| REQUIRED WORK |
Gather all lines in the data that hold the string "сумма".

| RECORDS SUPPLIED |

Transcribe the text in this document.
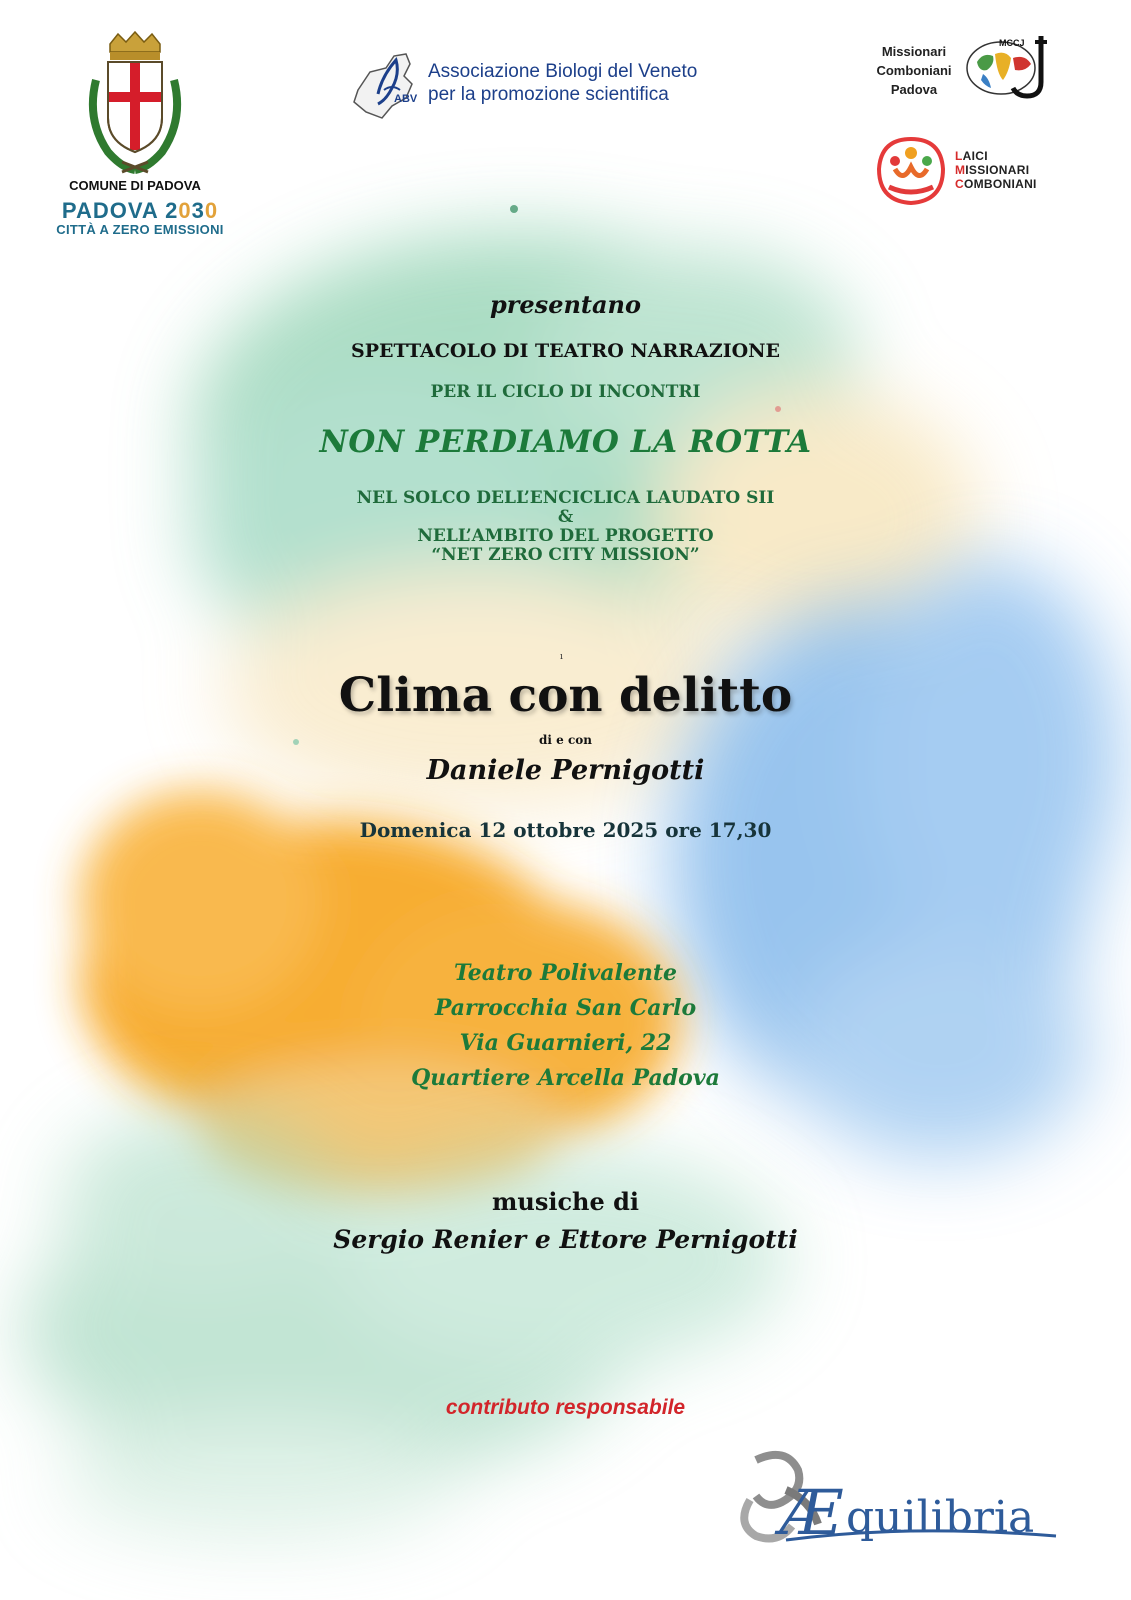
COMUNE DI PADOVA
PADOVA 2030
CITTÀ A ZERO EMISSIONI
ABV
Associazione Biologi del Veneto
per la promozione scientifica
Missionari
Comboniani
Padova
MCCJ
LAICI
MISSIONARI
COMBONIANI
presentano
SPETTACOLO DI TEATRO NARRAZIONE
PER IL CICLO DI INCONTRI
NON PERDIAMO LA ROTTA
NEL SOLCO DELL’ENCICLICA LAUDATO SII
&
NELL’AMBITO DEL PROGETTO
“NET ZERO CITY MISSION”
ı
Clima con delitto
di e con
Daniele Pernigotti
Domenica 12 ottobre 2025 ore 17,30
Teatro Polivalente
Parrocchia San Carlo
Via Guarnieri, 22
Quartiere Arcella Padova
musiche di
Sergio Renier e Ettore Pernigotti
contributo responsabile
Æ quilibria
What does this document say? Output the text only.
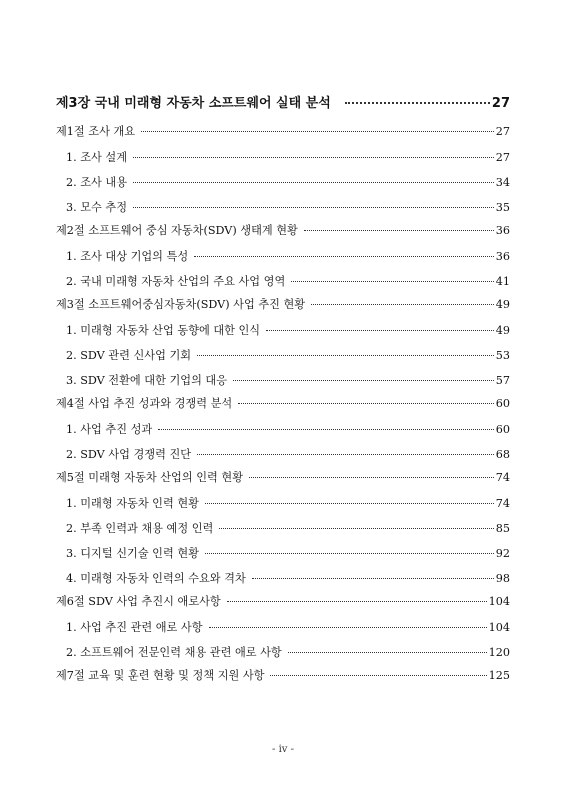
제3장 국내 미래형 자동차 소프트웨어 실태 분석	27
제1절 조사 개요	27
1. 조사 설계	27
2. 조사 내용	34
3. 모수 추정	35
제2절 소프트웨어 중심 자동차(SDV) 생태계 현황	36
1. 조사 대상 기업의 특성	36
2. 국내 미래형 자동차 산업의 주요 사업 영역	41
제3절 소프트웨어중심자동차(SDV) 사업 추진 현황	49
1. 미래형 자동차 산업 동향에 대한 인식	49
2. SDV 관련 신사업 기회	53
3. SDV 전환에 대한 기업의 대응	57
제4절 사업 추진 성과와 경쟁력 분석	60
1. 사업 추진 성과	60
2. SDV 사업 경쟁력 진단	68
제5절 미래형 자동차 산업의 인력 현황	74
1. 미래형 자동차 인력 현황	74
2. 부족 인력과 채용 예정 인력	85
3. 디지털 신기술 인력 현황	92
4. 미래형 자동차 인력의 수요와 격차	98
제6절 SDV 사업 추진시 애로사항	104
1. 사업 추진 관련 애로 사항	104
2. 소프트웨어 전문인력 채용 관련 애로 사항	120
제7절 교육 및 훈련 현황 및 정책 지원 사항	125
- iv -
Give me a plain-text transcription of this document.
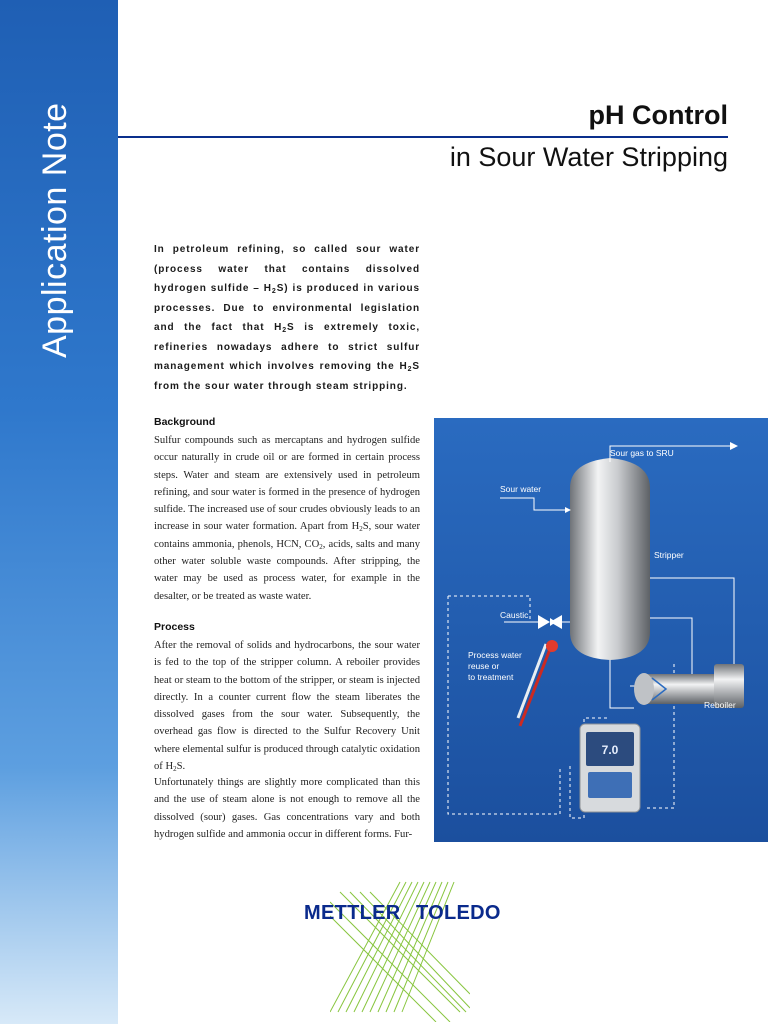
Application Note	pH Control
in Sour Water Stripping
In petroleum refining, so called sour water (process water that contains dissolved hydrogen sulfide – $H_2S$) is produced in various processes. Due to environmental legislation and the fact that $H_2S$ is extremely toxic, refineries nowadays adhere to strict sulfur management which involves removing the $H_2S$ from the sour water through steam stripping.
Background
Sulfur compounds such as mercaptans and hydrogen sulfide occur naturally in crude oil or are formed in certain process steps. Water and steam are extensively used in petroleum refining, and sour water is formed in the presence of hydrogen sulfide. The increased use of sour crudes obviously leads to an increase in sour water formation. Apart from $H_2S$, sour water contains ammonia, phenols, HCN, $CO_2$, acids, salts and many other water soluble waste compounds. After stripping, the water may be used as process water, for example in the desalter, or be treated as waste water.
Process
After the removal of solids and hydrocarbons, the sour water is fed to the top of the stripper column. A reboiler provides heat or steam to the bottom of the stripper, or steam is injected directly. In a counter current flow the steam liberates the dissolved gases from the sour water. Subsequently, the overhead gas flow is directed to the Sulfur Recovery Unit where elemental sulfur is produced through catalytic oxidation of $H_2S$.
Unfortunately things are slightly more complicated than this and the use of steam alone is not enough to remove all the dissolved (sour) gases. Gas concentrations vary and both hydrogen sulfide and ammonia occur in different forms. Fur-
7.0
Sour gas to SRU
Sour water
Stripper
Caustic
Process water
reuse or
to treatment
Reboiler
METTLER TOLEDO
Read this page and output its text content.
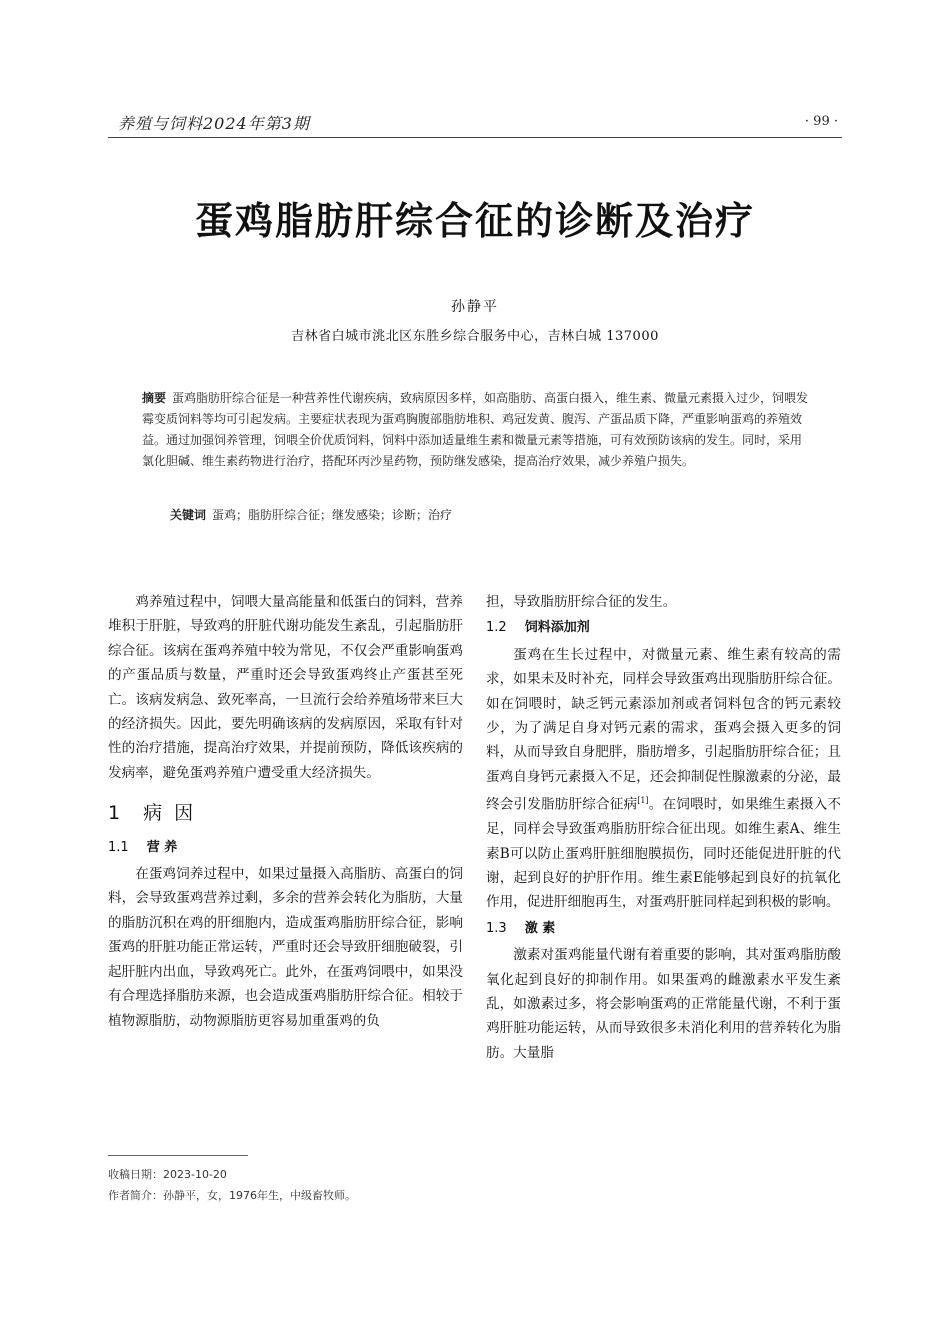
养殖与饲料2024年第3期	· 99 ·
蛋鸡脂肪肝综合征的诊断及治疗
孙静平
吉林省白城市洮北区东胜乡综合服务中心，吉林白城 137000
摘要 蛋鸡脂肪肝综合征是一种营养性代谢疾病，致病原因多样，如高脂肪、高蛋白摄入，维生素、微量元素摄入过少，饲喂发霉变质饲料等均可引起发病。主要症状表现为蛋鸡胸腹部脂肪堆积、鸡冠发黄、腹泻、产蛋品质下降，严重影响蛋鸡的养殖效益。通过加强饲养管理，饲喂全价优质饲料，饲料中添加适量维生素和微量元素等措施，可有效预防该病的发生。同时，采用氯化胆碱、维生素药物进行治疗，搭配环丙沙星药物，预防继发感染，提高治疗效果，减少养殖户损失。
关键词 蛋鸡；脂肪肝综合征；继发感染；诊断；治疗

鸡养殖过程中，饲喂大量高能量和低蛋白的饲料，营养堆积于肝脏，导致鸡的肝脏代谢功能发生紊乱，引起脂肪肝综合征。该病在蛋鸡养殖中较为常见，不仅会严重影响蛋鸡的产蛋品质与数量，严重时还会导致蛋鸡终止产蛋甚至死亡。该病发病急、致死率高，一旦流行会给养殖场带来巨大的经济损失。因此，要先明确该病的发病原因，采取有针对性的治疗措施，提高治疗效果，并提前预防，降低该疾病的发病率，避免蛋鸡养殖户遭受重大经济损失。

1 病 因
1.1 营 养

在蛋鸡饲养过程中，如果过量摄入高脂肪、高蛋白的饲料，会导致蛋鸡营养过剩，多余的营养会转化为脂肪，大量的脂肪沉积在鸡的肝细胞内，造成蛋鸡脂肪肝综合征，影响蛋鸡的肝脏功能正常运转，严重时还会导致肝细胞破裂，引起肝脏内出血，导致鸡死亡。此外，在蛋鸡饲喂中，如果没有合理选择脂肪来源，也会造成蛋鸡脂肪肝综合征。相较于植物源脂肪，动物源脂肪更容易加重蛋鸡的负

担，导致脂肪肝综合征的发生。

1.2 饲料添加剂

蛋鸡在生长过程中，对微量元素、维生素有较高的需求，如果未及时补充，同样会导致蛋鸡出现脂肪肝综合征。如在饲喂时，缺乏钙元素添加剂或者饲料包含的钙元素较少，为了满足自身对钙元素的需求，蛋鸡会摄入更多的饲料，从而导致自身肥胖，脂肪增多，引起脂肪肝综合征；且蛋鸡自身钙元素摄入不足，还会抑制促性腺激素的分泌，最终会引发脂肪肝综合征病[1]。在饲喂时，如果维生素摄入不足，同样会导致蛋鸡脂肪肝综合征出现。如维生素A、维生素B可以防止蛋鸡肝脏细胞膜损伤，同时还能促进肝脏的代谢，起到良好的护肝作用。维生素E能够起到良好的抗氧化作用，促进肝细胞再生，对蛋鸡肝脏同样起到积极的影响。

1.3 激 素

激素对蛋鸡能量代谢有着重要的影响，其对蛋鸡脂肪酸氧化起到良好的抑制作用。如果蛋鸡的雌激素水平发生紊乱，如激素过多，将会影响蛋鸡的正常能量代谢，不利于蛋鸡肝脏功能运转，从而导致很多未消化利用的营养转化为脂肪。大量脂

收稿日期：2023-10-20
作者简介：孙静平，女，1976年生，中级畜牧师。
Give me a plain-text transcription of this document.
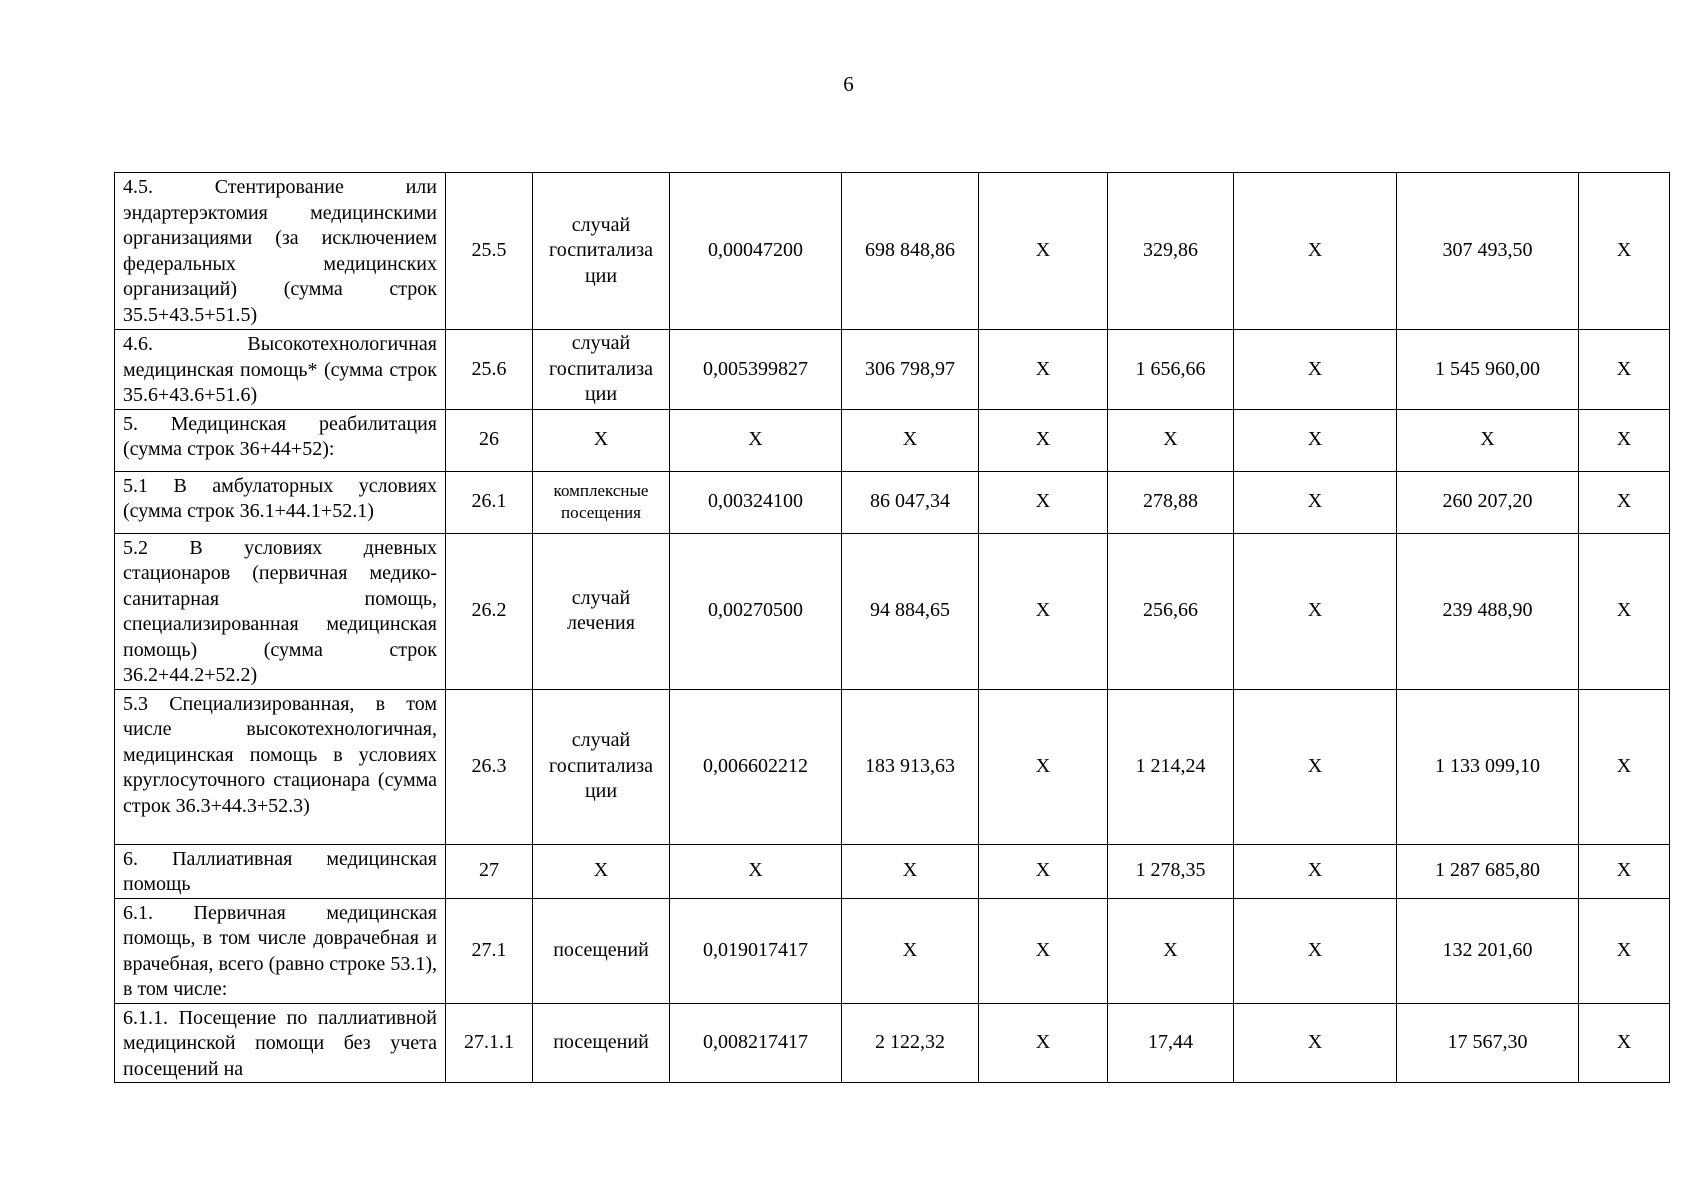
6
4.5. Стентирование или эндартерэктомия медицинскими организациями (за исключением федеральных медицинских организаций) (сумма строк 35.5+43.5+51.5)	25.5	случай госпитализа ции	0,00047200	698 848,86	Х	329,86	Х	307 493,50	Х
4.6. Высокотехнологичная медицинская помощь* (сумма строк 35.6+43.6+51.6)	25.6	случай госпитализа ции	0,005399827	306 798,97	Х	1 656,66	Х	1 545 960,00	Х
5. Медицинская реабилитация (сумма строк 36+44+52):	26	Х	Х	Х	Х	Х	Х	Х	Х
5.1 В амбулаторных условиях (сумма строк 36.1+44.1+52.1)	26.1	комплексные посещения	0,00324100	86 047,34	Х	278,88	Х	260 207,20	Х
5.2 В условиях дневных стационаров (первичная медико-санитарная помощь, специализированная медицинская помощь) (сумма строк 36.2+44.2+52.2)	26.2	случай лечения	0,00270500	94 884,65	Х	256,66	Х	239 488,90	Х
5.3 Специализированная, в том числе высокотехнологичная, медицинская помощь в условиях круглосуточного стационара (сумма строк 36.3+44.3+52.3)	26.3	случай госпитализа ции	0,006602212	183 913,63	Х	1 214,24	Х	1 133 099,10	Х
6. Паллиативная медицинская помощь	27	Х	Х	Х	Х	1 278,35	Х	1 287 685,80	Х
6.1. Первичная медицинская помощь, в том числе доврачебная и врачебная, всего (равно строке 53.1), в том числе:	27.1	посещений	0,019017417	Х	Х	Х	Х	132 201,60	Х
6.1.1. Посещение по паллиативной медицинской помощи без учета посещений на	27.1.1	посещений	0,008217417	2 122,32	Х	17,44	Х	17 567,30	Х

| RESULT OF THE EXERCISE |
4.5. Стентирование или эндартерэктомия медицинскими организациями (за исключением федеральных медицинских организаций) (сумма строк 35.5+43.5+51.5)	25.5	случай госпитализа ции	0,00047200	698 848,86	Х	329,86	Х	307 493,50	Х
4.6. Высокотехнологичная медицинская помощь* (сумма строк 35.6+43.6+51.6)	25.6	случай госпитализа ции	0,005399827	306 798,97	Х	1 656,66	Х	1 545 960,00	Х
5. Медицинская реабилитация (сумма строк 36+44+52):	26	Х	Х	Х	Х	Х	Х	Х	Х
5.1 В амбулаторных условиях (сумма строк 36.1+44.1+52.1)	26.1	комплексные посещения	0,00324100	86 047,34	Х	278,88	Х	260 207,20	Х
5.2 В условиях дневных стационаров (первичная медико-санитарная помощь, специализированная медицинская помощь) (сумма строк 36.2+44.2+52.2)	26.2	случай лечения	0,00270500	94 884,65	Х	256,66	Х	239 488,90	Х
5.3 Специализированная, в том числе высокотехнологичная, медицинская помощь в условиях круглосуточного стационара (сумма строк 36.3+44.3+52.3)	26.3	случай госпитализа ции	0,006602212	183 913,63	Х	1 214,24	Х	1 133 099,10	Х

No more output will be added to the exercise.